■ **Exercise description**: Repeat all the records exactly, omitting pictures.

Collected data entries
※ ※ ※

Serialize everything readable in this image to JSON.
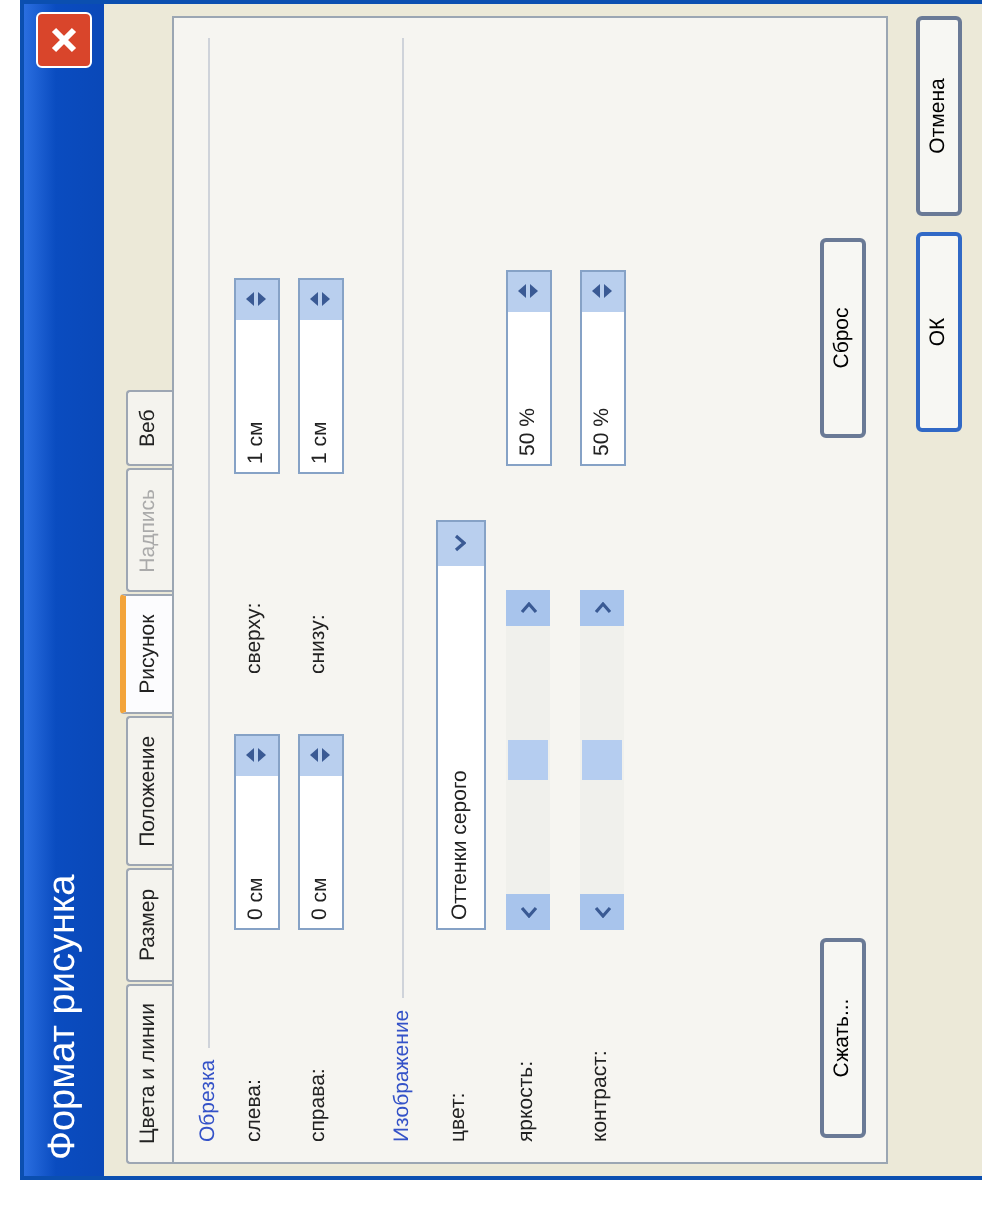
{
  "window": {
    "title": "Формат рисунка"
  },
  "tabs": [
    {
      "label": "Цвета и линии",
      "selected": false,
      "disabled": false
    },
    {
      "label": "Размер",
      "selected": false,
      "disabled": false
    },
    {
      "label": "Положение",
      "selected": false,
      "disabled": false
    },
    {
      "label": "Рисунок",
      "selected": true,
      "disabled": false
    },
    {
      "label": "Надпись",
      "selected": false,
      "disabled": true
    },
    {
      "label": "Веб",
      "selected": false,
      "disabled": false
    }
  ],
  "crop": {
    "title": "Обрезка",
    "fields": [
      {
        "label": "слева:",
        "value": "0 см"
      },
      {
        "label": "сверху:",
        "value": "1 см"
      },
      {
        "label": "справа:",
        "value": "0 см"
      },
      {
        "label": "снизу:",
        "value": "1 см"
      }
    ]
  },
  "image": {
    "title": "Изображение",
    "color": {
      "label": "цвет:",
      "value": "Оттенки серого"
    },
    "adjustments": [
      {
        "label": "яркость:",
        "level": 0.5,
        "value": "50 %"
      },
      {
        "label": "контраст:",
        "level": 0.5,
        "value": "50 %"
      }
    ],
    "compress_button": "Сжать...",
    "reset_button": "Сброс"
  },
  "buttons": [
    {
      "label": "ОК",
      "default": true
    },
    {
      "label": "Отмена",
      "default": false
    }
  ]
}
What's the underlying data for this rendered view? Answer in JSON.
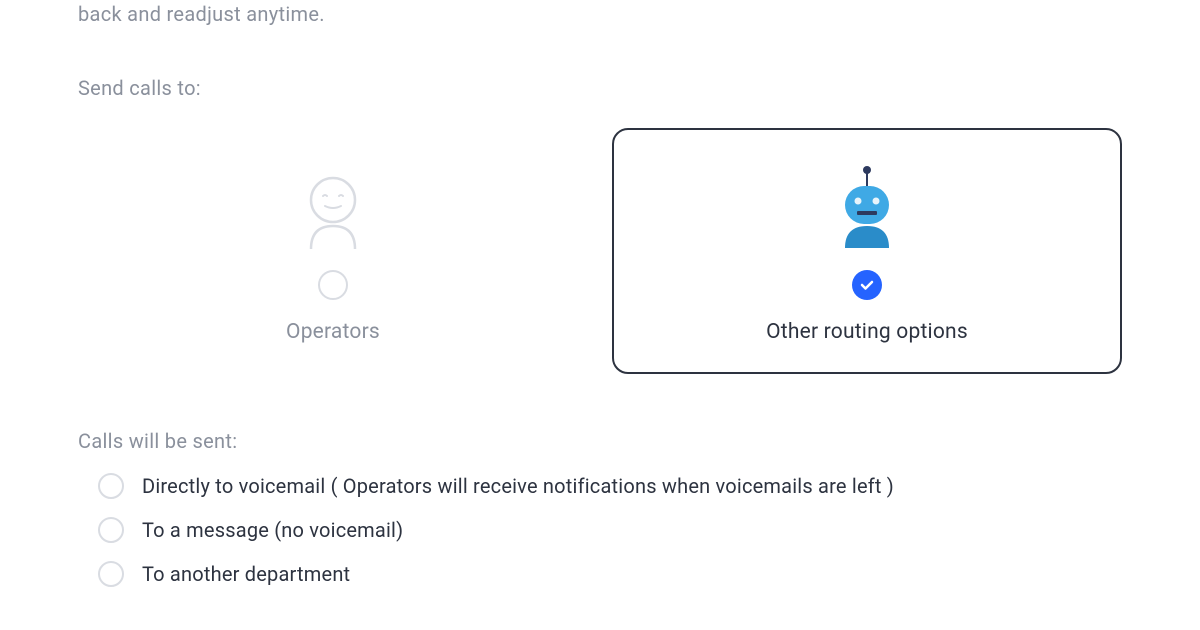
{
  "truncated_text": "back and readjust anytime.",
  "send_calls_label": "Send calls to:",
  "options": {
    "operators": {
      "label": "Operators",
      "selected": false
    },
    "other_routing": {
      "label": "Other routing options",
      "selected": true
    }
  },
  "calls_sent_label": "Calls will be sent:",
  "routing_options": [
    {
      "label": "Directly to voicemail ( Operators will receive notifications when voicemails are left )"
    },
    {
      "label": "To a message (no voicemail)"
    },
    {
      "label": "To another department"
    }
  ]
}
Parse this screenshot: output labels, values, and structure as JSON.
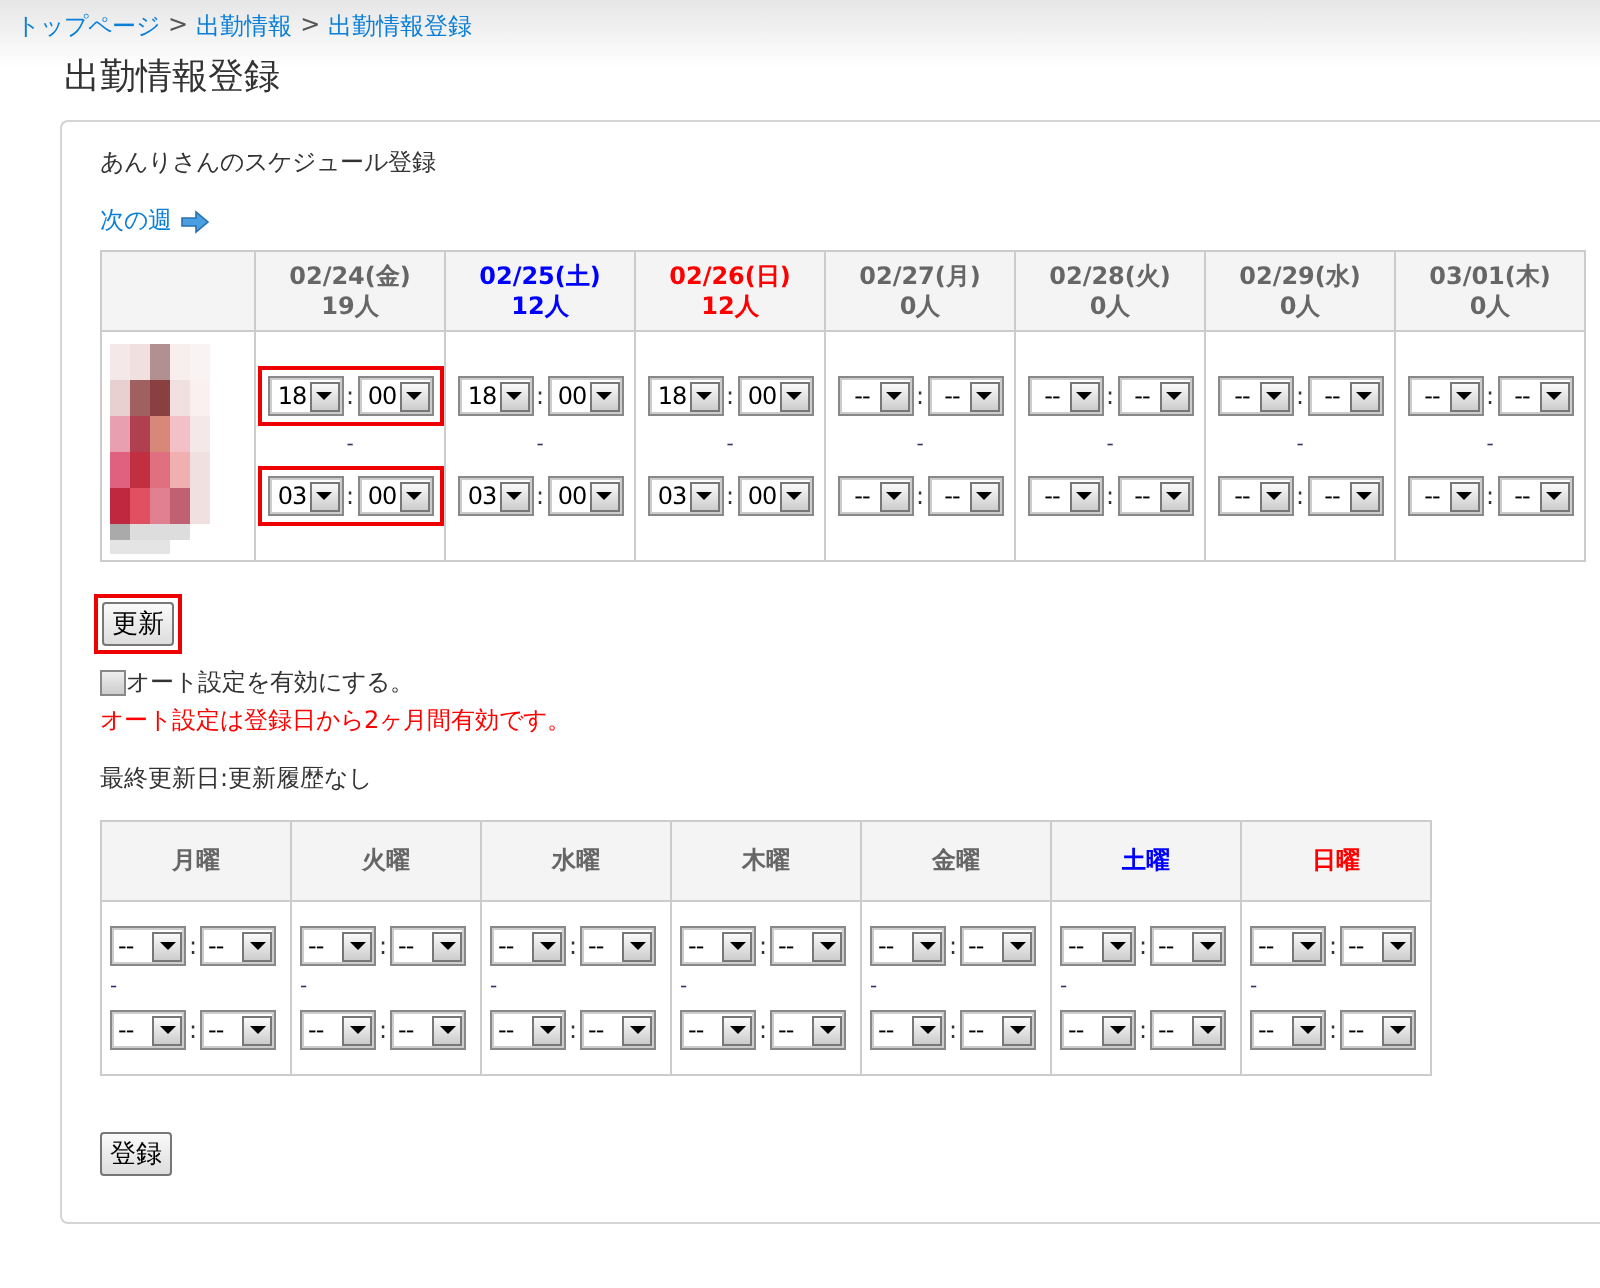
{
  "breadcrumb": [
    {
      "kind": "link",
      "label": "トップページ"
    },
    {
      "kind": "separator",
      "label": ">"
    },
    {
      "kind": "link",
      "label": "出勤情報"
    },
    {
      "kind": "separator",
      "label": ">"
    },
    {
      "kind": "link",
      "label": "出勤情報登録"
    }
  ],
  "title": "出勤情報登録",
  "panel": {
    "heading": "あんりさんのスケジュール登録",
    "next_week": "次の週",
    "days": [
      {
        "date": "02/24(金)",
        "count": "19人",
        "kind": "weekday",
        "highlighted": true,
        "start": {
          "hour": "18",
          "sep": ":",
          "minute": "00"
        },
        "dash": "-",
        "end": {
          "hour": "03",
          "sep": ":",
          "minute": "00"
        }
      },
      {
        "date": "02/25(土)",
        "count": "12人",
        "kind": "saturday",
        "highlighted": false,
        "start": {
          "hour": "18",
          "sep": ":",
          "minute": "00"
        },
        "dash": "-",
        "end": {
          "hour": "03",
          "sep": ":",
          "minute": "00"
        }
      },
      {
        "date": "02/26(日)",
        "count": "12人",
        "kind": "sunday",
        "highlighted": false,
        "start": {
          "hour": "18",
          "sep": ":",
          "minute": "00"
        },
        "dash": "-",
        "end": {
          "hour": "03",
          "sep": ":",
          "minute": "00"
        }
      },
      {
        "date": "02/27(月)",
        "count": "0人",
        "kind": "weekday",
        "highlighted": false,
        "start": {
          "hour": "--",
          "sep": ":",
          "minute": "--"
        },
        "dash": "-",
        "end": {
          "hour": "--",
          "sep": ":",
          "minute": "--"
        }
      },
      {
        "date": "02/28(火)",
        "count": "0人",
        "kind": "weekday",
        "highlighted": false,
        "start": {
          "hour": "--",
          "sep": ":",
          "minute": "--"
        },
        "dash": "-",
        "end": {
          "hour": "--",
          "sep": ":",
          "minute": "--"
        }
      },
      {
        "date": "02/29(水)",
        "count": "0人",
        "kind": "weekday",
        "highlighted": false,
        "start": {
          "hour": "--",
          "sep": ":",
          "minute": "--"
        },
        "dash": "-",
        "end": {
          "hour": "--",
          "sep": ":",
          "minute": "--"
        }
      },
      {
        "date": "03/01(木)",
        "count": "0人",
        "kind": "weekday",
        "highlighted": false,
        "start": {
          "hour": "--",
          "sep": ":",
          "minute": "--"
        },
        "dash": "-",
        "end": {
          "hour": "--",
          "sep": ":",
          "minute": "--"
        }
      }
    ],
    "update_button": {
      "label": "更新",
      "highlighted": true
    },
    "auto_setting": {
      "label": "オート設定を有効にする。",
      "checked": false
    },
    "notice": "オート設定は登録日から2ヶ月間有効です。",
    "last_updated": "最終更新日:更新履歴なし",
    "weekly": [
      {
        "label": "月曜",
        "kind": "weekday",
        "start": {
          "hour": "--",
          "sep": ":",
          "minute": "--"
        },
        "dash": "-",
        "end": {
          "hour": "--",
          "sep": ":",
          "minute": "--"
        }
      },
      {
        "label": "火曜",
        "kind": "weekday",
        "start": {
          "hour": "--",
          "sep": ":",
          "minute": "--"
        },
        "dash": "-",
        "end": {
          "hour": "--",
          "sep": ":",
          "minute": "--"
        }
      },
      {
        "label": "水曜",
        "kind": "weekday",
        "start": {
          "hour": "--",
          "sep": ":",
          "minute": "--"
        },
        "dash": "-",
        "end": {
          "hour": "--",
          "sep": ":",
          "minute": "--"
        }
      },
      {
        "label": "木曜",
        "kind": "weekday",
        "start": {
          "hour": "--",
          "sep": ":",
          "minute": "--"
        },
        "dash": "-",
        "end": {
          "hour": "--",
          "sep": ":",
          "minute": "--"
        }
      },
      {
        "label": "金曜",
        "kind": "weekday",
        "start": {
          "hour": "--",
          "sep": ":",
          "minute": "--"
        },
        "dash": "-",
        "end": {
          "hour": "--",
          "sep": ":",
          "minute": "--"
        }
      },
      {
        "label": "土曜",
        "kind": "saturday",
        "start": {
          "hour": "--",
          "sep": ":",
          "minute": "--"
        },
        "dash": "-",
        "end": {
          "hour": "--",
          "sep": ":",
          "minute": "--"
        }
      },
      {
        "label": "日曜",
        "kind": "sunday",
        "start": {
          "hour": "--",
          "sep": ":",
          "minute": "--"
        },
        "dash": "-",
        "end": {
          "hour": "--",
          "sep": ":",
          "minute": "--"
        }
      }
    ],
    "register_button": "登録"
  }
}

※ ※ ※

■ **Problem solution**:
Serialize everything readable in this image to JSON.
{
  "window": {
    "title": "Формат рисунка"
  },
  "tabs": [
    {
      "label": "Цвета и линии",
      "selected": false,
      "disabled": false
    },
    {
      "label": "Размер",
      "selected": false,
      "disabled": false
    },
    {
      "label": "Положение",
      "selected": false,
      "disabled": false
    },
    {
      "label": "Рисунок",
      "selected": true,
      "disabled": false
    },
    {
      "label": "Надпись",
      "selected": false,
      "disabled": true
    },
    {
      "label": "Веб",
      "selected": false,
      "disabled": false
    }
  ],
  "crop": {
    "title": "Обрезка",
    "fields": [
      {
        "label": "слева:",
        "value": "0 см"
      },
      {
        "label": "сверху:",
        "value": "1 см"
      },
      {
        "label": "справа:",
        "value": "0 см"
      },
      {
        "label": "снизу:",
        "value": "1 см"
      }
    ]
  },
  "image": {
    "title": "Изображение",
    "color": {
      "label": "цвет:",
      "value": "Оттенки серого"
    },
    "adjustments": [
      {
        "label": "яркость:",
        "level": 0.5,
        "value": "50 %"
      },
      {
        "label": "контраст:",
        "level": 0.5,
        "value": "50 %"
      }
    ],
    "compress_button": "Сжать...",
    "reset_button": "Сброс"
  },
  "buttons": [
    {
      "label": "ОК",
      "default": true
    },
    {
      "label": "Отмена",
      "default": false
    }
  ]
}
What's the underlying data for this rendered view? Answer in JSON.
{
  "truncated_text": "back and readjust anytime.",
  "send_calls_label": "Send calls to:",
  "options": {
    "operators": {
      "label": "Operators",
      "selected": false
    },
    "other_routing": {
      "label": "Other routing options",
      "selected": true
    }
  },
  "calls_sent_label": "Calls will be sent:",
  "routing_options": [
    {
      "label": "Directly to voicemail ( Operators will receive notifications when voicemails are left )"
    },
    {
      "label": "To a message (no voicemail)"
    },
    {
      "label": "To another department"
    }
  ]
}
Parse this screenshot: output labels, values, and structure as JSON.
{
  "breadcrumb": [
    {
      "kind": "link",
      "label": "トップページ"
    },
    {
      "kind": "separator",
      "label": ">"
    },
    {
      "kind": "link",
      "label": "出勤情報"
    },
    {
      "kind": "separator",
      "label": ">"
    },
    {
      "kind": "link",
      "label": "出勤情報登録"
    }
  ],
  "title": "出勤情報登録",
  "panel": {
    "heading": "あんりさんのスケジュール登録",
    "next_week": "次の週",
    "days": [
      {
        "date": "02/24(金)",
        "count": "19人",
        "kind": "weekday",
        "highlighted": true,
        "start": {
          "hour": "18",
          "sep": ":",
          "minute": "00"
        },
        "dash": "-",
        "end": {
          "hour": "03",
          "sep": ":",
          "minute": "00"
        }
      },
      {
        "date": "02/25(土)",
        "count": "12人",
        "kind": "saturday",
        "highlighted": false,
        "start": {
          "hour": "18",
          "sep": ":",
          "minute": "00"
        },
        "dash": "-",
        "end": {
          "hour": "03",
          "sep": ":",
          "minute": "00"
        }
      },
      {
        "date": "02/26(日)",
        "count": "12人",
        "kind": "sunday",
        "highlighted": false,
        "start": {
          "hour": "18",
          "sep": ":",
          "minute": "00"
        },
        "dash": "-",
        "end": {
          "hour": "03",
          "sep": ":",
          "minute": "00"
        }
      },
      {
        "date": "02/27(月)",
        "count": "0人",
        "kind": "weekday",
        "highlighted": false,
        "start": {
          "hour": "--",
          "sep": ":",
          "minute": "--"
        },
        "dash": "-",
        "end": {
          "hour": "--",
          "sep": ":",
          "minute": "--"
        }
      },
      {
        "date": "02/28(火)",
        "count": "0人",
        "kind": "weekday",
        "highlighted": false,
        "start": {
          "hour": "--",
          "sep": ":",
          "minute": "--"
        },
        "dash": "-",
        "end": {
          "hour": "--",
          "sep": ":",
          "minute": "--"
        }
      },
      {
        "date": "02/29(水)",
        "count": "0人",
        "kind": "weekday",
        "highlighted": false,
        "start": {
          "hour": "--",
          "sep": ":",
          "minute": "--"
        },
        "dash": "-",
        "end": {
          "hour": "--",
          "sep": ":",
          "minute": "--"
        }
      },
      {
        "date": "03/01(木)",
        "count": "0人",
        "kind": "weekday",
        "highlighted": false,
        "start": {
          "hour": "--",
          "sep": ":",
          "minute": "--"
        },
        "dash": "-",
        "end": {
          "hour": "--",
          "sep": ":",
          "minute": "--"
        }
      }
    ],
    "update_button": {
      "label": "更新",
      "highlighted": true
    },
    "auto_setting": {
      "label": "オート設定を有効にする。",
      "checked": false
    },
    "notice": "オート設定は登録日から2ヶ月間有効です。",
    "last_updated": "最終更新日:更新履歴なし",
    "weekly": [
      {
        "label": "月曜",
        "kind": "weekday",
        "start": {
          "hour": "--",
          "sep": ":",
          "minute": "--"
        },
        "dash": "-",
        "end": {
          "hour": "--",
          "sep": ":",
          "minute": "--"
        }
      },
      {
        "label": "火曜",
        "kind": "weekday",
        "start": {
          "hour": "--",
          "sep": ":",
          "minute": "--"
        },
        "dash": "-",
        "end": {
          "hour": "--",
          "sep": ":",
          "minute": "--"
        }
      },
      {
        "label": "水曜",
        "kind": "weekday",
        "start": {
          "hour": "--",
          "sep": ":",
          "minute": "--"
        },
        "dash": "-",
        "end": {
          "hour": "--",
          "sep": ":",
          "minute": "--"
        }
      },
      {
        "label": "木曜",
        "kind": "weekday",
        "start": {
          "hour": "--",
          "sep": ":",
          "minute": "--"
        },
        "dash": "-",
        "end": {
          "hour": "--",
          "sep": ":",
          "minute": "--"
        }
      },
      {
        "label": "金曜",
        "kind": "weekday",
        "start": {
          "hour": "--",
          "sep": ":",
          "minute": "--"
        },
        "dash": "-",
        "end": {
          "hour": "--",
          "sep": ":",
          "minute": "--"
        }
      },
      {
        "label": "土曜",
        "kind": "saturday",
        "start": {
          "hour": "--",
          "sep": ":",
          "minute": "--"
        },
        "dash": "-",
        "end": {
          "hour": "--",
          "sep": ":",
          "minute": "--"
        }
      },
      {
        "label": "日曜",
        "kind": "sunday",
        "start": {
          "hour": "--",
          "sep": ":",
          "minute": "--"
        },
        "dash": "-",
        "end": {
          "hour": "--",
          "sep": ":",
          "minute": "--"
        }
      }
    ],
    "register_button": "登録"
  }
}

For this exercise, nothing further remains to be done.